#### What the task requires:
Copy out each line featuring the string "true" from the entries beneath.

******************************

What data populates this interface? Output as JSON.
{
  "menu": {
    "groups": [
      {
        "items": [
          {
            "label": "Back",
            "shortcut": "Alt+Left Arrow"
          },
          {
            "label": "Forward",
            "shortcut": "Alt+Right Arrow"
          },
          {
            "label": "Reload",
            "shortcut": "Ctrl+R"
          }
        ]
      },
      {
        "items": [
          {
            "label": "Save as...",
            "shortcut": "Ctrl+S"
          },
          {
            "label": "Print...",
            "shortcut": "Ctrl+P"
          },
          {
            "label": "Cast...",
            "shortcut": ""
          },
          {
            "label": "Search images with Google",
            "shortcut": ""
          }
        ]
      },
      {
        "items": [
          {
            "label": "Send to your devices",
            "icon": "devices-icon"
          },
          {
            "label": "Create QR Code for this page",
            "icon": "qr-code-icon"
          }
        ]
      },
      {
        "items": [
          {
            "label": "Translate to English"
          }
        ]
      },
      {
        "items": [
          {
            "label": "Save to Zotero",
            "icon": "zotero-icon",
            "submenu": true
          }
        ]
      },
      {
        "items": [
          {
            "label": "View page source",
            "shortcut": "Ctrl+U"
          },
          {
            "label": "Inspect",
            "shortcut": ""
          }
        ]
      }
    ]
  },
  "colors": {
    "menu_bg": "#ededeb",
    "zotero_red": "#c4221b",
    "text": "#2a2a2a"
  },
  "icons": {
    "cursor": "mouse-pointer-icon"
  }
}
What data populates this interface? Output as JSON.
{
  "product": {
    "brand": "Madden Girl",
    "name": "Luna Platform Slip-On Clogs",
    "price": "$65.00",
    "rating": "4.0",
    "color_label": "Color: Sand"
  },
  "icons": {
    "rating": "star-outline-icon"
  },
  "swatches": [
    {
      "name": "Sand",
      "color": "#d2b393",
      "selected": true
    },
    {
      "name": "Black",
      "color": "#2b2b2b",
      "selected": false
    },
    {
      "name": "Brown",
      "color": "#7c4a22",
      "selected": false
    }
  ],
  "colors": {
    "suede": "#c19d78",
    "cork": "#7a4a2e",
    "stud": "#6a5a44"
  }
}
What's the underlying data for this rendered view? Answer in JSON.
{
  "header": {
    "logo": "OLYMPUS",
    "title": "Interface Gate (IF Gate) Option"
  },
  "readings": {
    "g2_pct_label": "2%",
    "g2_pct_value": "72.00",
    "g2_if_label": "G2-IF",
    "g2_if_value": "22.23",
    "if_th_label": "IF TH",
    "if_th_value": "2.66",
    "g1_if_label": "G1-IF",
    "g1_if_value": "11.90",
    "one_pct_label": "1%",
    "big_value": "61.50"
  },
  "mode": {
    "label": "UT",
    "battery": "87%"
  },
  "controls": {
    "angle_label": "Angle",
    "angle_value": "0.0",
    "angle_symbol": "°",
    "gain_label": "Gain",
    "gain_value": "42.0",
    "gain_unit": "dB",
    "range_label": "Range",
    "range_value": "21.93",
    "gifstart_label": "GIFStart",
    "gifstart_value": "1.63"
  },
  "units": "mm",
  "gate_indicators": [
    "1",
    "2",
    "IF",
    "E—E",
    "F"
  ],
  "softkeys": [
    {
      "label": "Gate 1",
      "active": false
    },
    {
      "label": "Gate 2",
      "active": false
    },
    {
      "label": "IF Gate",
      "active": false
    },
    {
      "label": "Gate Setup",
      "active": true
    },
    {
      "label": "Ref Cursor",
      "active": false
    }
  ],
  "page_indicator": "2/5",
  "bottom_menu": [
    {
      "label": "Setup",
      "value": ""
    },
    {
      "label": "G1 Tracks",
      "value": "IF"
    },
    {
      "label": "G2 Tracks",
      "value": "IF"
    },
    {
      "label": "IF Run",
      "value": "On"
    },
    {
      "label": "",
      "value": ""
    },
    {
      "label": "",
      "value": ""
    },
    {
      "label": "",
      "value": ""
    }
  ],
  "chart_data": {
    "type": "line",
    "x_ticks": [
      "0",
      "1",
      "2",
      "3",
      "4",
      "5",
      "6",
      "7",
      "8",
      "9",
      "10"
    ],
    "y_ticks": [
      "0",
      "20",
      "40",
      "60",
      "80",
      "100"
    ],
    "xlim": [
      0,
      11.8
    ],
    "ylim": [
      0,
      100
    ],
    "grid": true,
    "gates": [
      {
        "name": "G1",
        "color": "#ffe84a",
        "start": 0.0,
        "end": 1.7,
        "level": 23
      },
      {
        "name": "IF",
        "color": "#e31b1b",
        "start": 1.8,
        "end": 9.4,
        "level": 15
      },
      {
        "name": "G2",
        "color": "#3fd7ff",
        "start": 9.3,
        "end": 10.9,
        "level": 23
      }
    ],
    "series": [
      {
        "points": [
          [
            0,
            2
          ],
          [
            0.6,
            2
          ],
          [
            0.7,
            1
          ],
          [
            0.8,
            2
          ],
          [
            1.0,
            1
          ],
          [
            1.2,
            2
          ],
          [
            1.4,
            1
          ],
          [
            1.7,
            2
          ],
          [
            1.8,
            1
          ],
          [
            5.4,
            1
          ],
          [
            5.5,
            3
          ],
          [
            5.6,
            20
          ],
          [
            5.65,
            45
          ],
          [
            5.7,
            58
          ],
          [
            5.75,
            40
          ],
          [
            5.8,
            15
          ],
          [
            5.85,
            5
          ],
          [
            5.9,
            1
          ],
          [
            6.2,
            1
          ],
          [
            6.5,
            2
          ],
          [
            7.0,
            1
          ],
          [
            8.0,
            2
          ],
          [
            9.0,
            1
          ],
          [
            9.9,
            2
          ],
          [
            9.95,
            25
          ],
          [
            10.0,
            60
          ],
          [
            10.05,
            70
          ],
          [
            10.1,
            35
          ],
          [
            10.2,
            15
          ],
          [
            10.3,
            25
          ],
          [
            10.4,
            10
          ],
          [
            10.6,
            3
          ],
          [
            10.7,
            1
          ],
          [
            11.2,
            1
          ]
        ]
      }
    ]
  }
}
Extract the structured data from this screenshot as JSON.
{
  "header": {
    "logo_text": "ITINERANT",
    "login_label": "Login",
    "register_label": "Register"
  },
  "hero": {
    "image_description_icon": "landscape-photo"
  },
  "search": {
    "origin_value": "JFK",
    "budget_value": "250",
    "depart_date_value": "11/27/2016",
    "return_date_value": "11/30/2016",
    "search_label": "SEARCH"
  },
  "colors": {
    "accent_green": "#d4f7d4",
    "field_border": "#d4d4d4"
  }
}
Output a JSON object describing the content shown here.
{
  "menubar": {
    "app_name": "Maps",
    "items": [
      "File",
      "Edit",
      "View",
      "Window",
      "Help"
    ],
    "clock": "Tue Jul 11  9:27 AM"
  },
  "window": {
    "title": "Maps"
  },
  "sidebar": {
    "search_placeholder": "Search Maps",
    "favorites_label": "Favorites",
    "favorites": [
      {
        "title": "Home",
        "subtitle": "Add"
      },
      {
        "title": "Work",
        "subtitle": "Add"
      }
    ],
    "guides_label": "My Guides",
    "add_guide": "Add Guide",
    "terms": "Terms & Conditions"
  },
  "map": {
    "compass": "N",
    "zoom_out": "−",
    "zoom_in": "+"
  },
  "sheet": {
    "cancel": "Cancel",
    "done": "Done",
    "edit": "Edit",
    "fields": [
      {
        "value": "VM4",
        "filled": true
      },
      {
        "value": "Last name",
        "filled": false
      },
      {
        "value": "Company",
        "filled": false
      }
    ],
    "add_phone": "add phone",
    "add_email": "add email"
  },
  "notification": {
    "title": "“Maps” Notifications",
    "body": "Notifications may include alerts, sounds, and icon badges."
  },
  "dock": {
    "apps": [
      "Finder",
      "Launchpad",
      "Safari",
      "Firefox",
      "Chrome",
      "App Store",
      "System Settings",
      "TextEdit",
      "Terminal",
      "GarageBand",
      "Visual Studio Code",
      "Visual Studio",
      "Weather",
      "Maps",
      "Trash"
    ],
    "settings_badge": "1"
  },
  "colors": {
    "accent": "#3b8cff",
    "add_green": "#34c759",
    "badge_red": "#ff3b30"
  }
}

******************************

#### Full solution:
            "submenu": true
      "selected": true
      "active": true
    "grid": true,
        "filled": true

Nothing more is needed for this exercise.